:: PROBLEM TO WORK ON ::
Copy out all lines with the word "color" in them.

:: RAW DATA ::
■ ■ ■ ■ ■

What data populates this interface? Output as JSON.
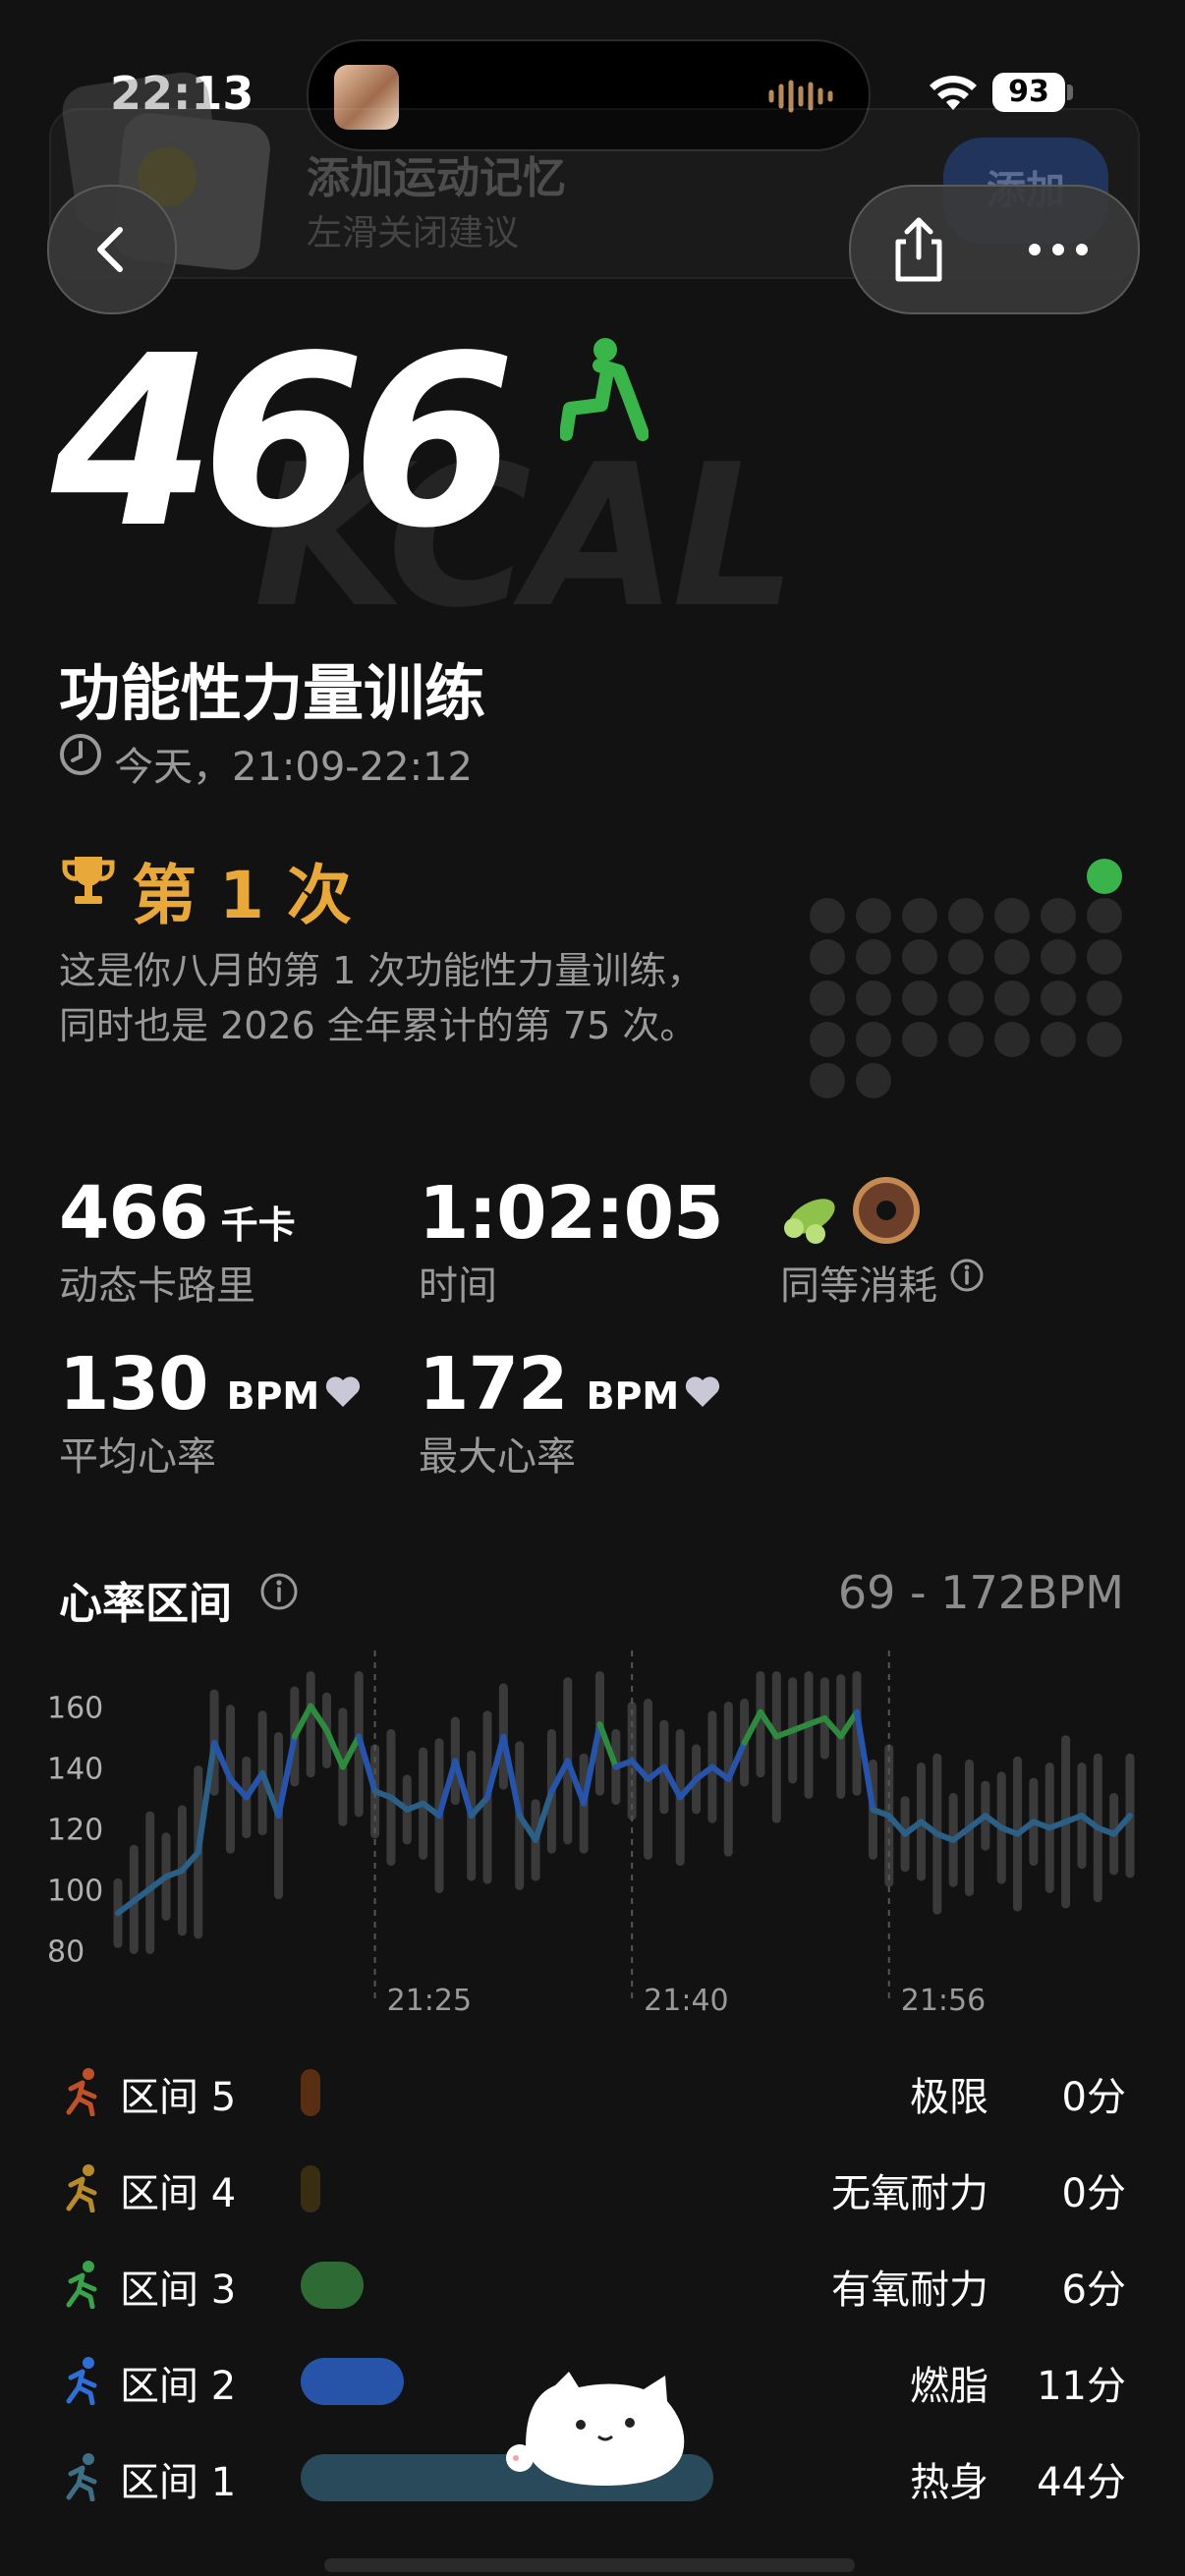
{
  "status_bar": {
    "time": "22:13",
    "battery": "93"
  },
  "banner": {
    "title": "添加运动记忆",
    "subtitle": "左滑关闭建议",
    "button": "添加"
  },
  "hero": {
    "calories": "466",
    "unit_bg": "KCAL"
  },
  "workout": {
    "title": "功能性力量训练",
    "time_range": "今天，21:09-22:12"
  },
  "achievement": {
    "title": "第 1 次",
    "line1": "这是你八月的第 1 次功能性力量训练，",
    "line2": "同时也是 2026 全年累计的第 75 次。"
  },
  "stats": {
    "active_cal": {
      "value": "466",
      "unit": "千卡",
      "label": "动态卡路里"
    },
    "duration": {
      "value": "1:02:05",
      "label": "时间"
    },
    "equivalent": {
      "label": "同等消耗"
    },
    "avg_hr": {
      "value": "130",
      "unit": "BPM",
      "label": "平均心率"
    },
    "max_hr": {
      "value": "172",
      "unit": "BPM",
      "label": "最大心率"
    }
  },
  "hr_zone": {
    "title": "心率区间",
    "range": "69 - 172BPM"
  },
  "chart_data": {
    "type": "line",
    "y_ticks": [
      "160",
      "140",
      "120",
      "100",
      "80"
    ],
    "ylim": [
      75,
      175
    ],
    "x_tick_labels": [
      "21:25",
      "21:40",
      "21:56"
    ],
    "series": [
      {
        "values": [
          92,
          96,
          100,
          104,
          106,
          112,
          148,
          136,
          130,
          138,
          124,
          150,
          160,
          152,
          140,
          150,
          132,
          130,
          126,
          128,
          124,
          142,
          124,
          130,
          150,
          124,
          116,
          132,
          142,
          128,
          154,
          140,
          142,
          136,
          140,
          130,
          136,
          140,
          136,
          148,
          158,
          150,
          152,
          154,
          156,
          150,
          158,
          126,
          124,
          118,
          122,
          118,
          116,
          120,
          124,
          120,
          118,
          122,
          120,
          122,
          124,
          120,
          118,
          124
        ]
      }
    ]
  },
  "zones": [
    {
      "label": "区间 5",
      "name": "极限",
      "value": "0分",
      "color": "#5a2e12",
      "frac": 0.0
    },
    {
      "label": "区间 4",
      "name": "无氧耐力",
      "value": "0分",
      "color": "#3a2e12",
      "frac": 0.0
    },
    {
      "label": "区间 3",
      "name": "有氧耐力",
      "value": "6分",
      "color": "#2e6b34",
      "frac": 0.136
    },
    {
      "label": "区间 2",
      "name": "燃脂",
      "value": "11分",
      "color": "#2753a8",
      "frac": 0.25
    },
    {
      "label": "区间 1",
      "name": "热身",
      "value": "44分",
      "color": "#294a5b",
      "frac": 1.0
    }
  ]
}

■ ■ ■ ■ ■

:: CORRECT RESULT ::
      "color": "#5a2e12",
      "color": "#3a2e12",
      "color": "#2e6b34",
      "color": "#2753a8",
      "color": "#294a5b",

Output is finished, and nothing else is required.